**Your objective**
Write the next part of the news release on the new Caltech-Huntington history of science institute, picking up after its final sentence.

**Excerpt**
* * * * * * * * *
News Release - Huntington and Caltech Launch New Research Institute in the History of Science and Technology

Posted on Wed., Feb. 13, 2019

SAN MARINO, Calif.—At a time when humanities programs are under intense scrutiny and being slashed from college and university budgets, The Huntington Library, Art Collections, and Botanical Gardens and Caltech announced today the launch of a new research institute focused specifically on the history of science and technology. Positioned to become the preeminent institute of its kind in the western United States, the Caltech-Huntington Advanced Research Institute in the History of Science and Technology will extend collaborative historical research between a premier science and engineering university and a premier research library with extraordinary holdings in the history of science and technology.

“The Huntington is already an important center for the study of the history of science,” said Steve Hindle, W. M. Keck Foundation Director of Research at The Huntington. “This new institute is a collaboration that will strengthen existing activities, add new programs, recruit additional research fellows, and ultimately lead to the appointment of new faculty. I am delighted that it will emphasize support for younger scholars in particular. The creation of the institute represents a significant step forward for this critical area of intellectual pursuit.” The history of science is the subset of history that focuses on the development of scientific knowledge over time. “This discipline,” said Hindle, is “essentially the study of how we came to know what we know—by learning about the rise of science, and especially about its social and cultural impact.”

The initial phase of the program, slated to begin in the summer of 2019, is an annual residential institute that will provide doctoral students with the opportunity to conduct research in The Huntington’s collections and interact not only with each other but also with a cadre of experienced historians of science and technology from Caltech and other institutions. In the second year, the institute will add a resident senior research fellow at The Huntington and a senior visiting faculty member at Caltech to conduct seminars across Southern California. In the third year, the program will expand to include a postdoctoral fellow at Caltech as well as additional short-term visiting scholars at The Huntington. In the fourth year, a search will begin for a new faculty member in the history of science and technology at Caltech, who will ultimately oversee the institute on a permanent basis.
* * * * * * * * *
[Items drawn from a data source]
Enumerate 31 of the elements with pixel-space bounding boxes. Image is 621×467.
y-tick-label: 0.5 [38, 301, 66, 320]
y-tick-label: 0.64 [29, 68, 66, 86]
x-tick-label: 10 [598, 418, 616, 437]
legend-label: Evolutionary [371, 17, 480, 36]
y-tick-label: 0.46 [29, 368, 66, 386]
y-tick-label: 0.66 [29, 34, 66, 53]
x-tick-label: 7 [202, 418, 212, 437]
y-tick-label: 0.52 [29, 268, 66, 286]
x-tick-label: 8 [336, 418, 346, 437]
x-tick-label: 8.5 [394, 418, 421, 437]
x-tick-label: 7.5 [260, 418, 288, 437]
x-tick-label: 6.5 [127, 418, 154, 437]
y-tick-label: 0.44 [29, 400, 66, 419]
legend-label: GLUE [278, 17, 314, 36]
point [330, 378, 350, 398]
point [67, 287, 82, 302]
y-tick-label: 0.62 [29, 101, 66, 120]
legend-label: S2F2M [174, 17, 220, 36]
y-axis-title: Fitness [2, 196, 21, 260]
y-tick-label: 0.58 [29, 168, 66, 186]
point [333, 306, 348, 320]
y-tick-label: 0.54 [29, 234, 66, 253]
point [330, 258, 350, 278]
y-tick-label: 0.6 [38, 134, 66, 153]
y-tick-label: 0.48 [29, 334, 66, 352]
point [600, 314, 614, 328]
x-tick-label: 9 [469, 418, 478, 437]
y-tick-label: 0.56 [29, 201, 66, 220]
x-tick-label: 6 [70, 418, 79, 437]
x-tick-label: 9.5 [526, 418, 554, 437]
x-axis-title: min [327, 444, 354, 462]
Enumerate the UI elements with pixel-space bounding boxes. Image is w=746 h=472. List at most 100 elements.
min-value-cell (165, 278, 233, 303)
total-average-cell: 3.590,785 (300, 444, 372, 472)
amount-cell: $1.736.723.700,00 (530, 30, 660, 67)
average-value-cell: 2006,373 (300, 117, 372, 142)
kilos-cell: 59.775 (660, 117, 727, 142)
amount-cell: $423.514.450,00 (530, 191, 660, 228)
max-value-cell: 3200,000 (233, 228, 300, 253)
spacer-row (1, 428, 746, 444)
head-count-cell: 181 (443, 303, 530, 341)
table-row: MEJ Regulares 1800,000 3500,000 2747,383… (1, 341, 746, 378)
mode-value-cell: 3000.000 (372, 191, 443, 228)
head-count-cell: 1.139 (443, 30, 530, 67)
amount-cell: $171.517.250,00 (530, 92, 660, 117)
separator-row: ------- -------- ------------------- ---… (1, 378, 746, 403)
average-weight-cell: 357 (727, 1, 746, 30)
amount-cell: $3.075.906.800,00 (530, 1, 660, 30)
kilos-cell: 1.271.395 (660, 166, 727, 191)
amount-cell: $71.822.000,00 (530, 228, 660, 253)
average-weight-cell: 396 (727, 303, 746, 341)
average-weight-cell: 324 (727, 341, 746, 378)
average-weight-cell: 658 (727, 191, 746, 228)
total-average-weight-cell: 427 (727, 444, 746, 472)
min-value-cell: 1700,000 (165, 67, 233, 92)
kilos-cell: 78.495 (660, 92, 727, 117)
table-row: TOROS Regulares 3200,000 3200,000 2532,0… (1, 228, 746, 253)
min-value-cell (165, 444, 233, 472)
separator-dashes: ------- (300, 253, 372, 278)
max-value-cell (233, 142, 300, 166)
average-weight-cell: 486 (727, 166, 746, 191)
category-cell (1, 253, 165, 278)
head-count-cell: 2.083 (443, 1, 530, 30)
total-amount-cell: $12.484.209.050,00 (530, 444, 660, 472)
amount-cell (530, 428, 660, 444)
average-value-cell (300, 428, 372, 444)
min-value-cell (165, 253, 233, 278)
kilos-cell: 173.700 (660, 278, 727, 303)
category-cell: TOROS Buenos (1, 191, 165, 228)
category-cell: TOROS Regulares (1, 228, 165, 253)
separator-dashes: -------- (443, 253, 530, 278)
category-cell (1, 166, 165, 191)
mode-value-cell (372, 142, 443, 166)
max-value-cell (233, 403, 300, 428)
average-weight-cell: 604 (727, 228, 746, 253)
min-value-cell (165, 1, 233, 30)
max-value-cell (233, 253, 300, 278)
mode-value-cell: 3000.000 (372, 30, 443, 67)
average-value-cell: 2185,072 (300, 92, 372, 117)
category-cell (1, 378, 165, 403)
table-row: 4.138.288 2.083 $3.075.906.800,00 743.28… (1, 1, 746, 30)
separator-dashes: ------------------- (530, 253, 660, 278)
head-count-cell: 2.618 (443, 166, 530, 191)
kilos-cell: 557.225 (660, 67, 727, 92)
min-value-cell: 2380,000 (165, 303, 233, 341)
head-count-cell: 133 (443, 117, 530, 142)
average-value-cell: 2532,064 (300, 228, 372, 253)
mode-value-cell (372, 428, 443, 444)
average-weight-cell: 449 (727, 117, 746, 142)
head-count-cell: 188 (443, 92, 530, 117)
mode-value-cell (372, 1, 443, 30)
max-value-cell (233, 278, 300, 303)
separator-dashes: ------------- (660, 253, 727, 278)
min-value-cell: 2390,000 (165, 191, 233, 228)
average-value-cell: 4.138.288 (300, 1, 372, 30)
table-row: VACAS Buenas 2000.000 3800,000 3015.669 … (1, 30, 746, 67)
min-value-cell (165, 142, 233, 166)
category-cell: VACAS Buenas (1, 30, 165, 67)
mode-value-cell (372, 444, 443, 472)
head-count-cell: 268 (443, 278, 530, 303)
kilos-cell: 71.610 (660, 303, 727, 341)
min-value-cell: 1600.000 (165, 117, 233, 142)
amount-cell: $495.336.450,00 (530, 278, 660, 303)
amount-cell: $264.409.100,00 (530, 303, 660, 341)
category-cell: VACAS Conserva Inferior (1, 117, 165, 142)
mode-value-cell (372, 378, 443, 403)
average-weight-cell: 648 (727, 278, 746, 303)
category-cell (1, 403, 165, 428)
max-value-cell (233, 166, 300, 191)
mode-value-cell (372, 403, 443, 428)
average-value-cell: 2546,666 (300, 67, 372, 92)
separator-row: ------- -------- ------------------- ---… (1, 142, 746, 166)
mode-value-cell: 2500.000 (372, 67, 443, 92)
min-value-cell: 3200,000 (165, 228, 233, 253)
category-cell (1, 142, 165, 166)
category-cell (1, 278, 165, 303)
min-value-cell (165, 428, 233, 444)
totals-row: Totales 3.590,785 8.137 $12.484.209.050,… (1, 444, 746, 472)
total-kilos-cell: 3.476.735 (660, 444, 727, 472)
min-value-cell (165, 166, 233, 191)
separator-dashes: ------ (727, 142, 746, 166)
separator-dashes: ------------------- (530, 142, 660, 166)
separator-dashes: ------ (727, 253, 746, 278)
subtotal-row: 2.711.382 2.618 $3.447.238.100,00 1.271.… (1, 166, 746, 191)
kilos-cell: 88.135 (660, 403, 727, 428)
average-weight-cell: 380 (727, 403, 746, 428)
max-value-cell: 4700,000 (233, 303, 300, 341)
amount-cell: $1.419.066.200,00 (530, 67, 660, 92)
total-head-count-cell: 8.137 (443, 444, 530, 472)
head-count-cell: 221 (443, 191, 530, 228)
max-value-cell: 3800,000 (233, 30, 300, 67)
* * * * * * * * *
**Output below**
“Despite the fact that the world’s societies are ever more dependent on scientific knowledge and technological breakthroughs, the fate of the academic discipline of the history of science and technology remains uncertain,” said Jean-Laurent Rosenthal, the Rea A. and Lela G. Axline Professor of Business Economics and Ronald and Maxine Linde Leadership Chair in Caltech’s Division of the Humanities and Social Sciences. “Many university history departments across the nation are shrinking as a result of declining enrollments and are often tempted to cut programs in science and technology. The Caltech-Huntington Advanced Research Institute in the History of Science and Technology aims to catalyze renewed enthusiasm for this area of inquiry and revive the critically important conversation between historians, scientists, and engineers that might serve as a model for the dialog between the humanities and the STEM disciplines.”

The Huntington’s history of science collection is one of the largest and most important in North America. Its diverse materials document Western practice and theory in science, medicine, technology, and a variety of subdisciplines. Holdings range widely, from a 13th-century Ptolemy Almagest manuscript (an astronomy treatise) to the papers of Edwin Hubble (1889–1953), the astronomer who discovered the universe is expanding. They also include the Carnegie Observatories’ Mount Wilson Observatory Collection, with more than 1,000 books on the history of astronomy and physics, as well as directors’ papers and photographic archives.

The arrival of the Burndy Library in 2006 enormously magnified the depth and scope of The Huntington’s holdings in science and technology. Containing 67,000 rare books and manuscripts, the Burndy’s great strengths include the history of early mathematics and physics, with the largest assemblage of Isaac Newton materials outside England, the Grace K. Babson Collection, on deposit from Babson College. Other topics well represented include the history of electricity, bridge and water engineering, metallurgy, color theory and practice, and aeronautics.

Caltech and The Huntington, whose campuses are less than a mile apart, have had a close relationship since Caltech’s George Ellery Hale encouraged railroad magnate Henry E. Huntington to transform Huntington’s library, art, and botanical collections into a research center nearly a century ago. In recent years, collaborations between The Huntington and Caltech’s Division of the Humanities and Social Sciences have included the Caltech-Huntington Humanities Collaborations, an ongoing series of interdisciplinary research projects that bring together Caltech faculty members and Huntington residential research fellows; the Eleanor Searle Visiting Professorship in History, awarded to a distinguished historian whose interests lie in the history of science and technology; and a recent grant from the Andrew W. Mellon Foundation for a new collaborative initiative in visual culture.

The launch of the new institute has been made possible by a generous gift from Stephen E. Rogers, a member of The Huntington’s Board of Overseers and president of the Caltech Associates, a support group of the university.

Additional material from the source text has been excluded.